# Extrait à lire
Crédits photo : Goya "Le songe de la raison engendre des monstres" (détail)


Bizarrement, même si la croyance en Dieu s'atténue petit à petit, elle laisse place à d'autres qui sont pourtant (selon moi) liées comme le Diable, la superstition ou encore l'occultisme (ça ne veut pas dire que les romantiques sont des satanistes et qu'ils pratiquent la magie noire mais qu'il y a une véritable fascination pour le Malin qui se crée). Le Mal l'emporte sur le Bien et il serait à l'origine des troubles de l'homme. La pièce de Goethe, "Faust" (1808), en est un bon exemple avec un bon chrétien qui pactise avec le diable pour avoir ce que Dieu ne lui a jamais donné. La dimension de la corruption par le Mal est souvent représentée dans la peinture. Von Holst et Delacroix on peint beaucoup de scènes tirées de Faust, par exemple, mais on retrouve aussi cela dans les fameux Cauchemars de Füssli où l'image de jeunes femmes pures est ternie par les démons.

(Éléments répertoriés dans un jeu de données)

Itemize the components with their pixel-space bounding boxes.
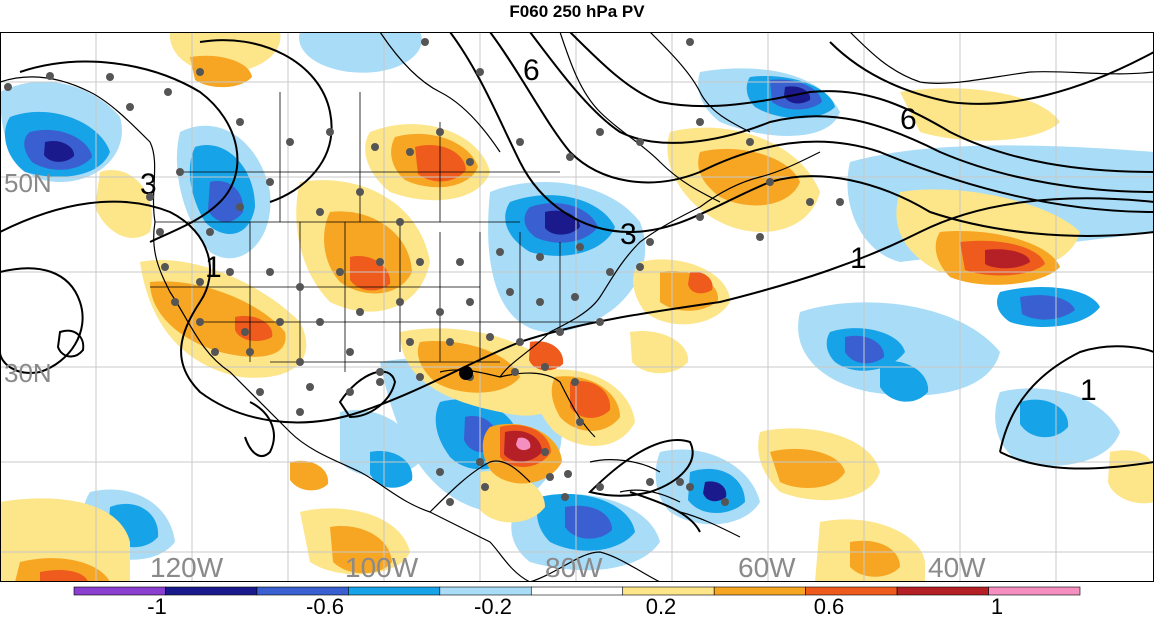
colorbar-swatch [165,586,258,596]
lon-label-100w: 100W [345,552,419,582]
colorbar-label-neg06: -0.6 [306,594,344,619]
contour-label-6-greenland: 6 [900,103,917,136]
longitude-labels: 120W 100W 80W 60W 40W [150,552,986,582]
latitude-labels: 50N 30N [4,168,52,388]
political-boundaries [150,92,600,372]
colorbar [73,586,1081,596]
lat-label-50n: 50N [4,168,52,198]
lon-label-40w: 40W [928,552,986,582]
pv-contours [0,32,1154,533]
colorbar-label-pos1: 1 [990,594,1004,619]
lon-label-120w: 120W [150,552,224,582]
colorbar-label-pos02: 0.2 [645,594,677,619]
colorbar-swatch [896,586,989,596]
contour-labels: 3 3 6 6 1 1 1 [140,54,1097,407]
colorbar-swatch [713,586,806,596]
colorbar-swatch [348,586,441,596]
lat-label-30n: 30N [4,358,52,388]
pv-map: 3 3 6 6 1 1 1 120 [0,32,1154,582]
colorbar-label-pos06: 0.6 [813,594,845,619]
colorbar-swatch [530,586,624,596]
colorbar-swatch [988,586,1081,596]
contour-label-1-west: 1 [205,251,222,284]
colorbar-label-neg1: -1 [147,594,167,619]
lon-label-80w: 80W [545,552,603,582]
contour-label-6-north: 6 [523,54,540,87]
map-title: F060 250 hPa PV [509,2,645,21]
lon-label-60w: 60W [738,552,796,582]
contour-label-1-atlantic: 1 [850,242,867,275]
contour-label-3-west: 3 [140,168,157,201]
contour-label-1-east: 1 [1080,374,1097,407]
contour-label-3-east: 3 [620,218,637,251]
highlighted-station [459,366,473,380]
station-dots [4,38,844,506]
colorbar-label-neg02: -0.2 [474,594,512,619]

# Consignes
[a] D'après l'extrait sur le romantisme et le Mal, quelle pièce de Goethe illustre le pacte d'un chrétien avec le diable ?
[b] Poursuivez l'extrait sur le romantisme et le Mal à partir de sa dernière phrase.
Ces données constituent un ensemble indépendant de l'extrait sur le romantisme et le Mal.

# Corrigé
[a] « Faust » (1808).

[b]
Et inévitablement, s'en suit un retour au monde médiéval avec ses légendes, son bestiaire et son aspect sombre et presque mystique (puisque cette période était encore vue comme une parenthèse obscurantiste). On ressort aussi le folklore et ses créatures maléfiques. Ce qui a le plus fasciné les Romantiques sont les sorcières et les esprits. Les sorcières représentent parfaitement ce que je vous décrivais plus haut, envoyées par le Diable, elles pervertissent le monde en se transformant en la créature la plus redoutable qui soit : la femme (Von Stuck, Schwabe, Mortimer...)


Et c'est là l'un des principaux caractères du Romantisme Noir, montrer que la beauté est parfois terrifiante et pourrie de l'intérieur. Mais on voit aussi l'inverse se produire comme pour les esprits qui font plutôt peur à la base. Schwind et Durupt montrent des fantômes jeunes, purs et beaux, qui contrastent avec le milieu qui les entoure.



Crédits photo : Von Stuck "Tête de Méduse"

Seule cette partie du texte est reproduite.